-------- RECORD SET --------

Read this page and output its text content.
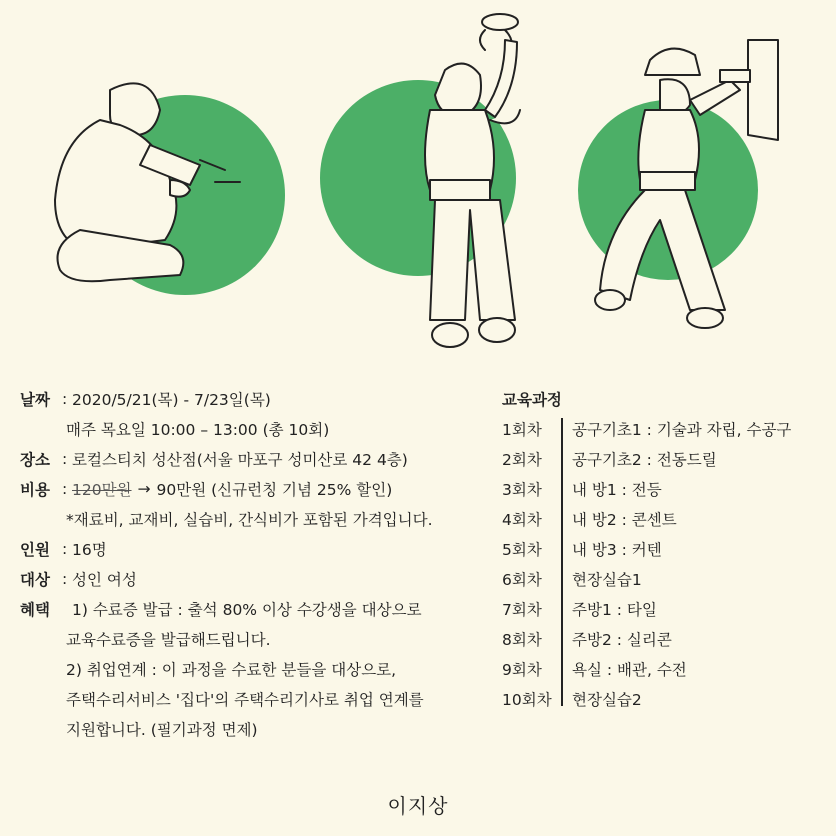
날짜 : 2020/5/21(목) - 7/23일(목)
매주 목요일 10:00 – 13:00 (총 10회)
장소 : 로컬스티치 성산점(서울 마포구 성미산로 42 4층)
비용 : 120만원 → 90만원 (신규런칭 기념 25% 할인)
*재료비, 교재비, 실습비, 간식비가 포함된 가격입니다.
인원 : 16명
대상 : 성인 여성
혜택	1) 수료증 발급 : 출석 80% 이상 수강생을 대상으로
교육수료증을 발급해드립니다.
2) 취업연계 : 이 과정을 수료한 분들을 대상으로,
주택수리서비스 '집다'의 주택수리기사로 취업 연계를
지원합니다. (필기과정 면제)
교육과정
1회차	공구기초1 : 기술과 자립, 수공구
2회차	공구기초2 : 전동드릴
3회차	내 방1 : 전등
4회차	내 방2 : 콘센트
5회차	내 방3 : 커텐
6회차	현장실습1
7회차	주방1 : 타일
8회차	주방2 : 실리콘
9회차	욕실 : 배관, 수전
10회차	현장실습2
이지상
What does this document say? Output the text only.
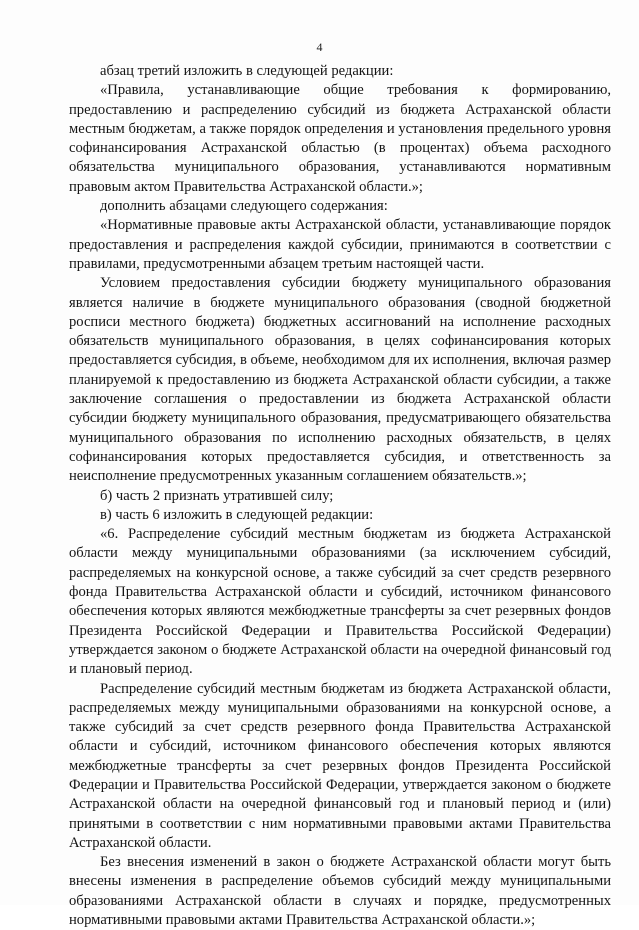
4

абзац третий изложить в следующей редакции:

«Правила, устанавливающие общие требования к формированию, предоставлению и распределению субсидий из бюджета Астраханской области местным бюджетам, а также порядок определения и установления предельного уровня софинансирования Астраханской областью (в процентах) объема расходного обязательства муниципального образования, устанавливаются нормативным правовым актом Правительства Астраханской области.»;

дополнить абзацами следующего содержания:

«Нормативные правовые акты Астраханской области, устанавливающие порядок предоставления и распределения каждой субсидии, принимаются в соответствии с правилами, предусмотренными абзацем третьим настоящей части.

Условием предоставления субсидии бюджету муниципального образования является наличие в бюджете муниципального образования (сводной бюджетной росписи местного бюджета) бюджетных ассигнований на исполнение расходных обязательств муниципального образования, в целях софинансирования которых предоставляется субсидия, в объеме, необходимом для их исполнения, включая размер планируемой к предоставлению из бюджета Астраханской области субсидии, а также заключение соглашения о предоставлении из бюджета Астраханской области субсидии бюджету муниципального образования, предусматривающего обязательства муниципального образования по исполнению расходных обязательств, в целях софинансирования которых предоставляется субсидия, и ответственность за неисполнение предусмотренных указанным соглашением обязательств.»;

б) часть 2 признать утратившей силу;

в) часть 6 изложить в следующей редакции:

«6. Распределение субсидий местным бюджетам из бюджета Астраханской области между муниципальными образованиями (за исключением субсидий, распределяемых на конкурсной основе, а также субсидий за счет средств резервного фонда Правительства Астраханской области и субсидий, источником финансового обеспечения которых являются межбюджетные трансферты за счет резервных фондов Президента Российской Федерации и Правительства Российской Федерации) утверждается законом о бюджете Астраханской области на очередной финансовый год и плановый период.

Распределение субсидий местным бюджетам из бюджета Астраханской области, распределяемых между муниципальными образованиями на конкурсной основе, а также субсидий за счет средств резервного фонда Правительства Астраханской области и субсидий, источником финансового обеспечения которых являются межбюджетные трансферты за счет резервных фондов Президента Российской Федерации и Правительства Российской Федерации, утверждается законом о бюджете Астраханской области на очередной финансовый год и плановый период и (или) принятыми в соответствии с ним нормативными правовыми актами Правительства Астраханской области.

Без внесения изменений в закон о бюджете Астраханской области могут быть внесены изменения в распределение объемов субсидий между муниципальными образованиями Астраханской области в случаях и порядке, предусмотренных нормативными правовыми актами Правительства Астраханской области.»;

--------

- **DIRECTIONS**
Quote every record above exactly, omitting any pictures they contain.

- **SOLUTION FOR THIS PROBLEM**
Read this page and output its text content.
날짜 : 2020/5/21(목) - 7/23일(목)
매주 목요일 10:00 – 13:00 (총 10회)
장소 : 로컬스티치 성산점(서울 마포구 성미산로 42 4층)
비용 : 120만원 → 90만원 (신규런칭 기념 25% 할인)
*재료비, 교재비, 실습비, 간식비가 포함된 가격입니다.
인원 : 16명
대상 : 성인 여성
혜택	1) 수료증 발급 : 출석 80% 이상 수강생을 대상으로
교육수료증을 발급해드립니다.
2) 취업연계 : 이 과정을 수료한 분들을 대상으로,
주택수리서비스 '집다'의 주택수리기사로 취업 연계를
지원합니다. (필기과정 면제)
교육과정
1회차	공구기초1 : 기술과 자립, 수공구
2회차	공구기초2 : 전동드릴
3회차	내 방1 : 전등
4회차	내 방2 : 콘센트
5회차	내 방3 : 커텐
6회차	현장실습1
7회차	주방1 : 타일
8회차	주방2 : 실리콘
9회차	욕실 : 배관, 수전
10회차	현장실습2
이지상
What does this document say? Output the text only.
4

абзац третий изложить в следующей редакции:

«Правила, устанавливающие общие требования к формированию, предоставлению и распределению субсидий из бюджета Астраханской области местным бюджетам, а также порядок определения и установления предельного уровня софинансирования Астраханской областью (в процентах) объема расходного обязательства муниципального образования, устанавливаются нормативным правовым актом Правительства Астраханской области.»;

дополнить абзацами следующего содержания:

«Нормативные правовые акты Астраханской области, устанавливающие порядок предоставления и распределения каждой субсидии, принимаются в соответствии с правилами, предусмотренными абзацем третьим настоящей части.

Условием предоставления субсидии бюджету муниципального образования является наличие в бюджете муниципального образования (сводной бюджетной росписи местного бюджета) бюджетных ассигнований на исполнение расходных обязательств муниципального образования, в целях софинансирования которых предоставляется субсидия, в объеме, необходимом для их исполнения, включая размер планируемой к предоставлению из бюджета Астраханской области субсидии, а также заключение соглашения о предоставлении из бюджета Астраханской области субсидии бюджету муниципального образования, предусматривающего обязательства муниципального образования по исполнению расходных обязательств, в целях софинансирования которых предоставляется субсидия, и ответственность за неисполнение предусмотренных указанным соглашением обязательств.»;

б) часть 2 признать утратившей силу;

в) часть 6 изложить в следующей редакции:

«6. Распределение субсидий местным бюджетам из бюджета Астраханской области между муниципальными образованиями (за исключением субсидий, распределяемых на конкурсной основе, а также субсидий за счет средств резервного фонда Правительства Астраханской области и субсидий, источником финансового обеспечения которых являются межбюджетные трансферты за счет резервных фондов Президента Российской Федерации и Правительства Российской Федерации) утверждается законом о бюджете Астраханской области на очередной финансовый год и плановый период.

Распределение субсидий местным бюджетам из бюджета Астраханской области, распределяемых между муниципальными образованиями на конкурсной основе, а также субсидий за счет средств резервного фонда Правительства Астраханской области и субсидий, источником финансового обеспечения которых являются межбюджетные трансферты за счет резервных фондов Президента Российской Федерации и Правительства Российской Федерации, утверждается законом о бюджете Астраханской области на очередной финансовый год и плановый период и (или) принятыми в соответствии с ним нормативными правовыми актами Правительства Астраханской области.

Без внесения изменений в закон о бюджете Астраханской области могут быть внесены изменения в распределение объемов субсидий между муниципальными образованиями Астраханской области в случаях и порядке, предусмотренных нормативными правовыми актами Правительства Астраханской области.»;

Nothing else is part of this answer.